Don Pío Baroja cae muy bien a los españoles
porque se mete con todo el mundo, porque habla mal de cualquiera
Casi todas las tardes, Baroja, que vivía cerca del Retiro, bajaba al parque a darse un paseo. Un día le visitaron Luis Ponce de León y otros falangistas de uniforme:
-¿No sale usted nunca, don Pío?
-Antes bajaba a darme una vuelta por el Retiro, pero desde que andan por ahí esos cabrones de falangistas ya no me atrevo.
Cuando Baroja volvía de sus paseos, su madre le decía: “Aquí sola, hijo, toda la tarde”. Desde que murió su madre, Baroja decía: “Ahora soy yo el que está solo toda la tarde, esperando”.

CONTENIDO DE REGISTROS:
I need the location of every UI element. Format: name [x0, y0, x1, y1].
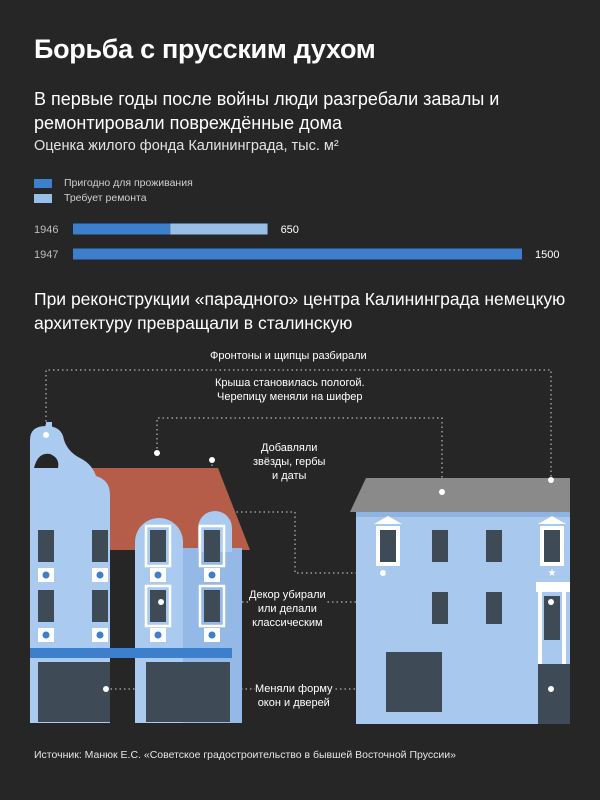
window [544, 530, 560, 562]
window [432, 592, 448, 624]
total-label-1946: 650 [281, 224, 299, 236]
shop-window [386, 652, 442, 712]
bar-1946-series-0 [73, 223, 171, 235]
window [150, 530, 166, 562]
total-label-1947: 1500 [535, 249, 559, 261]
window [544, 596, 560, 640]
category-label-1946: 1946 [34, 224, 58, 236]
portico [536, 582, 570, 724]
architecture-illustration: ★ [30, 369, 570, 724]
window-frame [144, 524, 172, 568]
section-heading: При реконструкции «парадного» центра Кал… [34, 289, 566, 333]
column [562, 592, 566, 724]
guide-gables [45, 369, 552, 480]
window-frame [198, 584, 226, 628]
legend-label-habitable: Пригодно для проживания [64, 177, 193, 189]
shop-band [30, 648, 232, 658]
window-frame [198, 524, 226, 568]
rosette-dots [42, 571, 216, 639]
window [38, 590, 54, 622]
chart-title: Оценка жилого фонда Калининграда, тыс. м… [34, 138, 339, 154]
window [486, 592, 502, 624]
window [380, 530, 396, 562]
legend-label-repair: Требует ремонта [64, 192, 147, 204]
pedimented-windows: ★ [374, 516, 566, 579]
pediment [538, 516, 566, 524]
legend-item-habitable: Пригодно для проживания [34, 177, 193, 189]
gable-finial [46, 422, 52, 430]
bar-chart: 1946 650 1947 1500 [34, 223, 559, 261]
window [432, 530, 448, 562]
page-subtitle: В первые годы после войны люди разгребал… [34, 89, 500, 133]
column [538, 592, 542, 724]
window [92, 530, 108, 562]
note-gables: Фронтоны и щипцы разбирали [210, 349, 367, 363]
window-frame [144, 584, 172, 628]
legend-item-repair: Требует ремонта [34, 192, 147, 204]
note-stars: Добавляли звёзды, гербы и даты [253, 441, 326, 483]
window [204, 530, 220, 562]
category-label-1947: 1947 [34, 249, 58, 261]
german-building [30, 422, 250, 723]
stalinist-building: ★ [350, 478, 570, 724]
window [150, 590, 166, 622]
pediment [374, 516, 402, 524]
legend-swatch-repair [34, 193, 52, 203]
legend-swatch-habitable [34, 178, 52, 188]
note-decor: Декор убирали или делали классическим [249, 588, 326, 630]
slate-roof [350, 478, 570, 512]
gable-window [34, 453, 59, 468]
guide-stars [211, 460, 383, 574]
window [92, 590, 108, 622]
portico-lintel [536, 582, 570, 592]
guide-dots [43, 432, 554, 692]
window [486, 530, 502, 562]
cornice [356, 512, 570, 517]
window [204, 590, 220, 622]
shop-window [38, 662, 110, 722]
windows-second-floor [432, 592, 502, 624]
door [538, 664, 570, 724]
window-frames [144, 524, 226, 628]
window [38, 530, 54, 562]
bar-1946-series-1 [170, 223, 268, 235]
windows-left [38, 530, 220, 622]
note-windows: Меняли форму окон и дверей [255, 682, 333, 710]
source-note: Источник: Манюк Е.С. «Советское градостр… [34, 749, 456, 761]
star-icon: ★ [548, 568, 557, 579]
bar-1947-series-0 [73, 248, 522, 260]
note-roof: Крыша становилась пологой. Черепицу меня… [215, 376, 365, 404]
page-title: Борьба с прусским духом [34, 34, 376, 64]
guide-roof [156, 417, 443, 492]
shop-window [146, 662, 230, 722]
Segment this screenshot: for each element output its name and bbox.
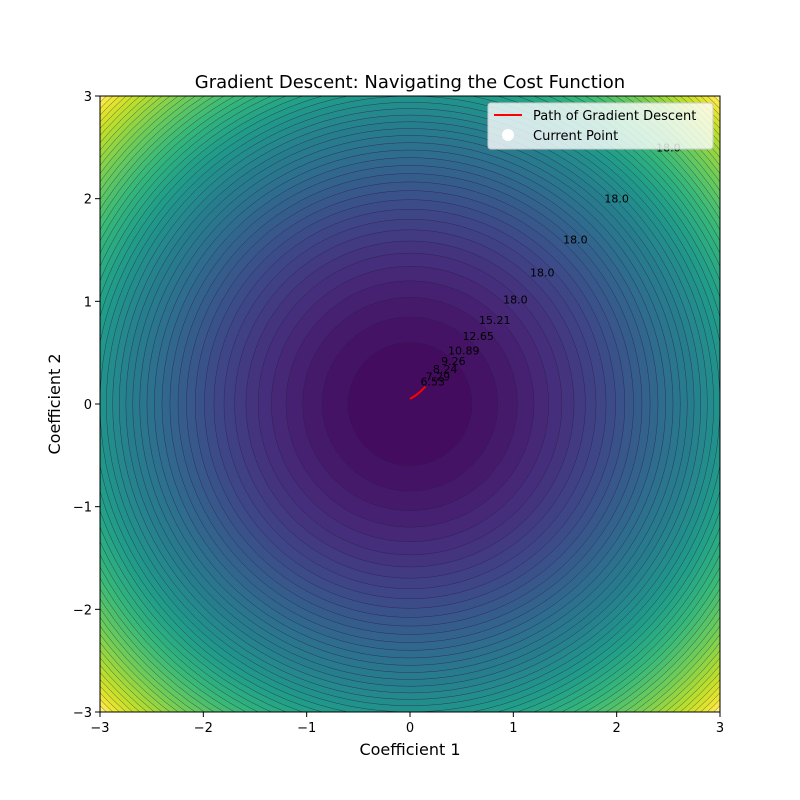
y-tick-label: 3 bbox=[84, 90, 92, 105]
x-axis-ticks: −3 −2 −1 0 1 2 3 bbox=[90, 712, 724, 736]
contour-line bbox=[169, 165, 651, 643]
contour-line bbox=[271, 266, 549, 542]
x-tick-label: 2 bbox=[613, 721, 621, 736]
contour-line bbox=[257, 252, 563, 556]
x-tick-label: 3 bbox=[716, 721, 724, 736]
legend-current-point-icon bbox=[502, 129, 514, 141]
contour-line bbox=[146, 142, 674, 666]
contour-line bbox=[347, 342, 473, 466]
contour-line bbox=[234, 229, 586, 579]
contour-line bbox=[186, 181, 634, 627]
contour-line bbox=[112, 108, 708, 700]
x-tick-label: −2 bbox=[194, 721, 213, 736]
contour-line bbox=[154, 149, 666, 659]
y-axis-label: Coefficient 2 bbox=[45, 353, 64, 454]
x-tick-label: 0 bbox=[406, 721, 414, 736]
y-tick-label: 2 bbox=[84, 193, 92, 208]
contour-line bbox=[125, 121, 695, 687]
contour-line bbox=[285, 280, 535, 528]
legend-current-point-label: Current Point bbox=[533, 129, 618, 144]
chart-title: Gradient Descent: Navigating the Cost Fu… bbox=[195, 72, 625, 93]
contour-line bbox=[106, 101, 714, 707]
contour-label: 12.65 bbox=[462, 330, 494, 343]
contour-line bbox=[139, 135, 681, 673]
contour-label: 9.26 bbox=[441, 355, 466, 368]
contour-line bbox=[302, 297, 518, 511]
contour-label-layer: 18.018.018.018.018.015.2112.6510.899.268… bbox=[420, 141, 680, 388]
x-tick-label: −1 bbox=[297, 721, 316, 736]
legend-path-label: Path of Gradient Descent bbox=[533, 109, 696, 124]
contour-line bbox=[322, 316, 498, 492]
legend: Path of Gradient Descent Current Point bbox=[487, 102, 714, 150]
contour-line bbox=[204, 199, 616, 609]
contour-line bbox=[177, 173, 643, 635]
contour-band bbox=[348, 342, 472, 466]
descent-path-layer bbox=[409, 385, 427, 400]
contour-label: 18.0 bbox=[530, 267, 555, 280]
contour-label: 6.53 bbox=[420, 375, 445, 388]
contour-line bbox=[213, 208, 607, 600]
contour-label: 18.0 bbox=[563, 234, 588, 247]
y-tick-label: 0 bbox=[84, 398, 92, 413]
y-axis-ticks: −3 −2 −1 0 1 2 3 bbox=[73, 90, 100, 721]
contour-label: 18.0 bbox=[604, 193, 629, 206]
contour-label: 10.89 bbox=[448, 345, 480, 358]
contour-label: 18.0 bbox=[503, 293, 528, 306]
contour-line bbox=[245, 240, 575, 568]
contour-label: 15.21 bbox=[479, 314, 511, 327]
y-tick-label: −2 bbox=[73, 603, 92, 618]
descent-path-line bbox=[409, 385, 427, 400]
x-axis-label: Coefficient 1 bbox=[359, 740, 460, 759]
contour-line bbox=[161, 157, 659, 651]
x-tick-label: 1 bbox=[509, 721, 517, 736]
contour-line bbox=[132, 128, 688, 680]
contour-line bbox=[118, 114, 702, 694]
contour-line bbox=[194, 190, 626, 618]
y-tick-label: −3 bbox=[73, 706, 92, 721]
x-tick-label: −3 bbox=[90, 721, 109, 736]
contour-label: 7.29 bbox=[426, 370, 451, 383]
contour-label: 8.24 bbox=[433, 363, 458, 376]
y-tick-label: −1 bbox=[73, 501, 92, 516]
legend-box bbox=[487, 102, 714, 150]
contour-line bbox=[223, 218, 597, 590]
y-tick-label: 1 bbox=[84, 295, 92, 310]
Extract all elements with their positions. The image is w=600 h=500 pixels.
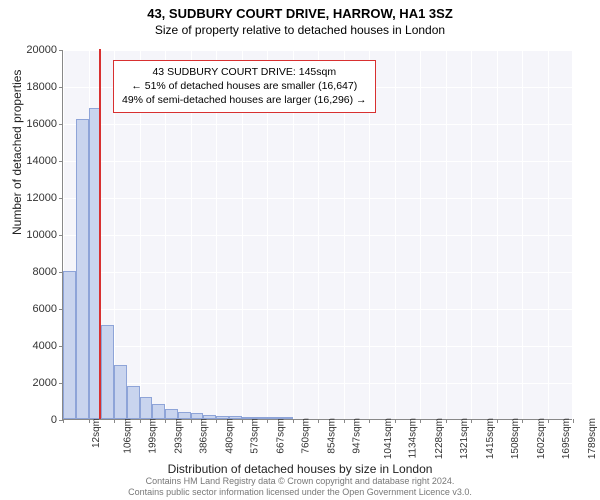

LISTA DE TAREAS:
(1) Transcribe del texto sobre Pío Baroja el fragmento que comienza en las palabras "Don Pío Baroja" y termina tras "no me atrevo.".
(2) Enumera todas las frases que el texto sobre Pío Baroja reproduce en estilo directo, en el orden en que aparecen.

SOLUCIONES EN ORDEN:
(1)
Don Pío Baroja cae muy bien a los españoles
porque se mete con todo el mundo, porque habla mal de cualquiera
Casi todas las tardes, Baroja, que vivía cerca del Retiro, bajaba al parque a darse un paseo. Un día le visitaron Luis Ponce de León y otros falangistas de uniforme:
-¿No sale usted nunca, don Pío?
-Antes bajaba a darme una vuelta por el Retiro, pero desde que andan por ahí esos cabrones de falangistas ya no me atrevo.

(2)
1. ¿No sale usted nunca, don Pío?
2. Antes bajaba a darme una vuelta por el Retiro, pero desde que andan por ahí esos cabrones de falangistas ya no me atrevo.
3. Aquí sola, hijo, toda la tarde.
4. Ahora soy yo el que está solo toda la tarde, esperando.